-- START --

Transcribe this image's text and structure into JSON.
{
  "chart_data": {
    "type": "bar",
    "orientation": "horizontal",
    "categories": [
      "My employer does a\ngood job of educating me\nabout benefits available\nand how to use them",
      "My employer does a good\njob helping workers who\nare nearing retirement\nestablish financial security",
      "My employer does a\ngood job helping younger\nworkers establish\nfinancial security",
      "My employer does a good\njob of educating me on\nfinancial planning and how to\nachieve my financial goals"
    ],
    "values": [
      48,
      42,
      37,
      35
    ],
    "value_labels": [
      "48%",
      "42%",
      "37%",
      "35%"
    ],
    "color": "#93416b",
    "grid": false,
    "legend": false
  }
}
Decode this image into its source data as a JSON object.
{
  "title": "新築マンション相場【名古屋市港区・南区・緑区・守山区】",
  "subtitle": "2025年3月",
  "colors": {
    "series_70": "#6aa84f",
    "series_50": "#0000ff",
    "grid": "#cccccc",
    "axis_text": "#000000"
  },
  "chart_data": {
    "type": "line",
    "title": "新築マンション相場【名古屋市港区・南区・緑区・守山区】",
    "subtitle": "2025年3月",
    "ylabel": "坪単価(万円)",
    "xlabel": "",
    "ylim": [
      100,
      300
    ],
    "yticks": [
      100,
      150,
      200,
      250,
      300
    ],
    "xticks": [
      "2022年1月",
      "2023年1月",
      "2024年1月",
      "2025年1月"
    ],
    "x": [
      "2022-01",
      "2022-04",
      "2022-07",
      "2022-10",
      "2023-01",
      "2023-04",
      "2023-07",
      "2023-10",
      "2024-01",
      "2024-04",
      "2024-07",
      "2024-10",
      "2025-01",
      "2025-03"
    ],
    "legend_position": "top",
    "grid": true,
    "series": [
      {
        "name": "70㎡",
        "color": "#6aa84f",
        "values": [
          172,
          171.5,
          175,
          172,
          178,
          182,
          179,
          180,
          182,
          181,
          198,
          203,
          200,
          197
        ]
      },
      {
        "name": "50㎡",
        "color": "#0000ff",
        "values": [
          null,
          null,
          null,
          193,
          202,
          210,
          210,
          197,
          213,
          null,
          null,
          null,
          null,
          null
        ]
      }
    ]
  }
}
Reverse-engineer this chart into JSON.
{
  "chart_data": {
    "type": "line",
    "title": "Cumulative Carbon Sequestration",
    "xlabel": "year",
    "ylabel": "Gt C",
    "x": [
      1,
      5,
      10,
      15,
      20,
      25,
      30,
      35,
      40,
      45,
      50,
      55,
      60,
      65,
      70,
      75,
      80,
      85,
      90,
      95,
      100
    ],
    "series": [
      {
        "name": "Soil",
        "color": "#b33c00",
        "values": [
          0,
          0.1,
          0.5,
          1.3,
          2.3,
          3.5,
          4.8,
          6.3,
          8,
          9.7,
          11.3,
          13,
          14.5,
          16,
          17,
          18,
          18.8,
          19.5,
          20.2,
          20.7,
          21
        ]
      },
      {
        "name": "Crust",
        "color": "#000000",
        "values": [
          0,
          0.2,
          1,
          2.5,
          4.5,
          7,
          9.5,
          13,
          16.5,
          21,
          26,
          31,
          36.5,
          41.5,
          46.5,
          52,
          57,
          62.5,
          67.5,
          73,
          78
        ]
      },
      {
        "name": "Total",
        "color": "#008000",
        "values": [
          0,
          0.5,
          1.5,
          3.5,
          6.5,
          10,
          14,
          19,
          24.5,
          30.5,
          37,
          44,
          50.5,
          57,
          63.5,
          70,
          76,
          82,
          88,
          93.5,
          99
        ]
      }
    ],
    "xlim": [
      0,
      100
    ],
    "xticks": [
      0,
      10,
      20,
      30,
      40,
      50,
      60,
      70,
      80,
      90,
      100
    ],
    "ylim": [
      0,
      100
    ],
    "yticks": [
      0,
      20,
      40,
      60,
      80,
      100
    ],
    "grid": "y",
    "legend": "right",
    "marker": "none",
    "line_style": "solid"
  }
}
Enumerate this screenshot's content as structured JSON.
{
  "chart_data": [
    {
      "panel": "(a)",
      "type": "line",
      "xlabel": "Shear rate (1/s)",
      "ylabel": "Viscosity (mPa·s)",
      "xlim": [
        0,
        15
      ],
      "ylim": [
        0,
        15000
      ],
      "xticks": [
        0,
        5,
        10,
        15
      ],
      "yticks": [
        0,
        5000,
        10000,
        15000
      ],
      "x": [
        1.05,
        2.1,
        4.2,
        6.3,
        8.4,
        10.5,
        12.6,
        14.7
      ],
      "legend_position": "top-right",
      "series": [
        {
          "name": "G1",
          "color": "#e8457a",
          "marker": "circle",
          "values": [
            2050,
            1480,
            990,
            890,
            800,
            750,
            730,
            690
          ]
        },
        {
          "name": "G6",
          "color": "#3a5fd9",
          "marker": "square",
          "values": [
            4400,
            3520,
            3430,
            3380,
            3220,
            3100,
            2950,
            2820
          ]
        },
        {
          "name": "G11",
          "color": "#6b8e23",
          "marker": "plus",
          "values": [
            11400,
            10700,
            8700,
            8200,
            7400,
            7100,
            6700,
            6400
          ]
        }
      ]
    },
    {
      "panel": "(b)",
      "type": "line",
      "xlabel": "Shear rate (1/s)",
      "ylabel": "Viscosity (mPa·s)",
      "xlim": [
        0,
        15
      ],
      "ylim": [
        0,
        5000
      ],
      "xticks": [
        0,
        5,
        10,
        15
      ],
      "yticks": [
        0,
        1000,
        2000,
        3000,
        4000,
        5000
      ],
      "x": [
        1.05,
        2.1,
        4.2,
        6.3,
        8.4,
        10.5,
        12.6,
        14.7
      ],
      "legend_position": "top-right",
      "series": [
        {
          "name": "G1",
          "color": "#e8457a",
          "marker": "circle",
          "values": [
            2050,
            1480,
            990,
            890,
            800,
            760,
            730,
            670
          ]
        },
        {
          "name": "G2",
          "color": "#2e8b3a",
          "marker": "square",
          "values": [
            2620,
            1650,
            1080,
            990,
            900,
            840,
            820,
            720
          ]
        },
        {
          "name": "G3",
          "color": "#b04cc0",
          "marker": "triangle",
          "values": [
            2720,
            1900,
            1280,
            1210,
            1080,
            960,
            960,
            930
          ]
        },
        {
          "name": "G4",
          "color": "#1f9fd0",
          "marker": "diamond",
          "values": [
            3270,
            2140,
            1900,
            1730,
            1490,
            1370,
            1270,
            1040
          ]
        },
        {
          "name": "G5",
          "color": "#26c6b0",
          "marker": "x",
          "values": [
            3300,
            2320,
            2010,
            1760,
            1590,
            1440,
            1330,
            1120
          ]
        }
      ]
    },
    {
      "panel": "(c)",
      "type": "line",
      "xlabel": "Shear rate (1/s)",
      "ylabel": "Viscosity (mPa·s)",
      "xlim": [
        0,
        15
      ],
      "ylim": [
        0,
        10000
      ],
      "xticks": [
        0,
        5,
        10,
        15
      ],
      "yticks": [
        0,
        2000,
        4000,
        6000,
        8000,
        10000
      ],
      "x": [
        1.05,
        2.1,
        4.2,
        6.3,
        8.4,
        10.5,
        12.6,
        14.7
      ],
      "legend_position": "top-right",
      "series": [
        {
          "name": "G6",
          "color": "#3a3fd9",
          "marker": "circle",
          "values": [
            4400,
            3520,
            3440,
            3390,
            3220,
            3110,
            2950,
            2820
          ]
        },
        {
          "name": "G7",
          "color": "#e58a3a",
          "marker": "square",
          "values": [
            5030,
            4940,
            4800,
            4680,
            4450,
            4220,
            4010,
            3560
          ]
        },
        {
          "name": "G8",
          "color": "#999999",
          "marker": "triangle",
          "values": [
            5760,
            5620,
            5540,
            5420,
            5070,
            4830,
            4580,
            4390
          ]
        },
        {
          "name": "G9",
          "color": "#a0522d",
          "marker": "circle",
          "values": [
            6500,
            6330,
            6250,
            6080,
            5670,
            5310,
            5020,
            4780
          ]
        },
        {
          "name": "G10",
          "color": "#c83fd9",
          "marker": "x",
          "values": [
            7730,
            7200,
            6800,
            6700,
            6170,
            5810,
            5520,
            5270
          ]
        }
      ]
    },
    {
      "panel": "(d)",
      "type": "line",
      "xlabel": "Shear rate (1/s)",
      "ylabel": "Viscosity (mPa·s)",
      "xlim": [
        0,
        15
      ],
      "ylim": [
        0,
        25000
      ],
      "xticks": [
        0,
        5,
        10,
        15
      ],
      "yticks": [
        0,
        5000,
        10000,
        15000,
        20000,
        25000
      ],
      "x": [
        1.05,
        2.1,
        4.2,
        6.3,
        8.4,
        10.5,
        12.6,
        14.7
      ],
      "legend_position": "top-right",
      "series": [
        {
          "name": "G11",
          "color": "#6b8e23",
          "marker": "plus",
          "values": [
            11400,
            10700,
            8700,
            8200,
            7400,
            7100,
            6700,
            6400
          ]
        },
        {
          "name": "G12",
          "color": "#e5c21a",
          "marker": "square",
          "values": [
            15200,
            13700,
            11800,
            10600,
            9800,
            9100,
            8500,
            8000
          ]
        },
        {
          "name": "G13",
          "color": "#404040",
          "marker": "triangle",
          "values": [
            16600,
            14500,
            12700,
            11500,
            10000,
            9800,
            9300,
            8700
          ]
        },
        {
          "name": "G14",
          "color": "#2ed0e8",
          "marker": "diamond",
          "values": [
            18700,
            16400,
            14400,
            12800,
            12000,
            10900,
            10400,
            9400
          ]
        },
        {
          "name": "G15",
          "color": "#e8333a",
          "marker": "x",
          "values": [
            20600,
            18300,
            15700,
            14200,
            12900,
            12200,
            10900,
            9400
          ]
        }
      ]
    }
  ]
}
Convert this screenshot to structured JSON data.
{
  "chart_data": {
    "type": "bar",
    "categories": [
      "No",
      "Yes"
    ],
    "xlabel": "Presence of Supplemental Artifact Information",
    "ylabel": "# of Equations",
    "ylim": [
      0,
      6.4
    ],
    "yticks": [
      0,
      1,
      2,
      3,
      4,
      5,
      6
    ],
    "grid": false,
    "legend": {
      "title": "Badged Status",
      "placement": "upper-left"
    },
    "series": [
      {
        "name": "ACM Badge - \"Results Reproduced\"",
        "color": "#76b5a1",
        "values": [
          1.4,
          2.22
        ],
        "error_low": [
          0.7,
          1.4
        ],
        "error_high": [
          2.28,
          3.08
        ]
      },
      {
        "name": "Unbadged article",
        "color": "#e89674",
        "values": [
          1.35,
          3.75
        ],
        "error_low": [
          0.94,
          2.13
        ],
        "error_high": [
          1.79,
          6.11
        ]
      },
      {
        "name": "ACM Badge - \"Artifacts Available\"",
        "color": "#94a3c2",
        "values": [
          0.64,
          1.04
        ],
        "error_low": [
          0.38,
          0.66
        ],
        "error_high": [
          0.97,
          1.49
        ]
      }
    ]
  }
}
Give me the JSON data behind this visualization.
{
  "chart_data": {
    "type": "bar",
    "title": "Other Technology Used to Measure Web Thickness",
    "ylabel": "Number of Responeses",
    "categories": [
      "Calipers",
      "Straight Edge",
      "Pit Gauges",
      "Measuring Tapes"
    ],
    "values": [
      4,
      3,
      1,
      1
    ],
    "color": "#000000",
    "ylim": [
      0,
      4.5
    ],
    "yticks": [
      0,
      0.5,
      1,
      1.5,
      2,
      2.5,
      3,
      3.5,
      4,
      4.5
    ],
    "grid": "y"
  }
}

-- END --

PROMPT
Report the number of lines that include the string "helping"; return nothing but the count.

WORKED SOLUTION
2